**STATED EXERCISE:** Identify every line in the records below that contains the word "value", and copy each of those lines.
--------
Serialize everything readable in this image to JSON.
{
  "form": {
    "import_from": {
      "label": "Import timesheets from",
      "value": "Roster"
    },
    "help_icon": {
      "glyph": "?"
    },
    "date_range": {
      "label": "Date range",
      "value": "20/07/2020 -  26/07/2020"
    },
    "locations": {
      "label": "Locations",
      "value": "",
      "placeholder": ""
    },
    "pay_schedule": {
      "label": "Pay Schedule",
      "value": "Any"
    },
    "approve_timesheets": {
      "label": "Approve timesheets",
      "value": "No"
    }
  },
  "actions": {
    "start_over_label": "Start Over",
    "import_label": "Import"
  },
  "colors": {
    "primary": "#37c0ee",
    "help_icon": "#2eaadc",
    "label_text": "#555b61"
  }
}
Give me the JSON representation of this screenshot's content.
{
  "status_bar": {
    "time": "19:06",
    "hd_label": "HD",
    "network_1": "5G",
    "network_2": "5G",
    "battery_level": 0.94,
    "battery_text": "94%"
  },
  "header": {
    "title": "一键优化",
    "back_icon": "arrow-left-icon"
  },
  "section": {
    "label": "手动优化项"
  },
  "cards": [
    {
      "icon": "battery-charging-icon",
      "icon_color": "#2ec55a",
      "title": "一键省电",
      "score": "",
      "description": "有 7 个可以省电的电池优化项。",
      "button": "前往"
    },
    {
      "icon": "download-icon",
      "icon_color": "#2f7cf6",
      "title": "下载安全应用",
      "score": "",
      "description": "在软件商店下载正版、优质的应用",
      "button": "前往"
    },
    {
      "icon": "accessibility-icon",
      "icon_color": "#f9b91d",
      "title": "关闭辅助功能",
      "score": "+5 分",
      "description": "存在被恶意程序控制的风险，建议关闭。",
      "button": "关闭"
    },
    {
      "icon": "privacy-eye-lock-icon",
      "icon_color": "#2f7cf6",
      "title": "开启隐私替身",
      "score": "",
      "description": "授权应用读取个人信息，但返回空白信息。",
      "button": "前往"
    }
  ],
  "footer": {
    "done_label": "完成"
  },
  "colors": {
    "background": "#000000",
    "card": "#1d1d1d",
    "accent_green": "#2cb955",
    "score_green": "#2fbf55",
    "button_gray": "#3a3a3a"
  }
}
--------
**RESULT OF THIS EXERCISE:**
      "value": "Roster"
      "value": "20/07/2020 -  26/07/2020"
      "value": "",
      "value": "Any"
      "value": "No"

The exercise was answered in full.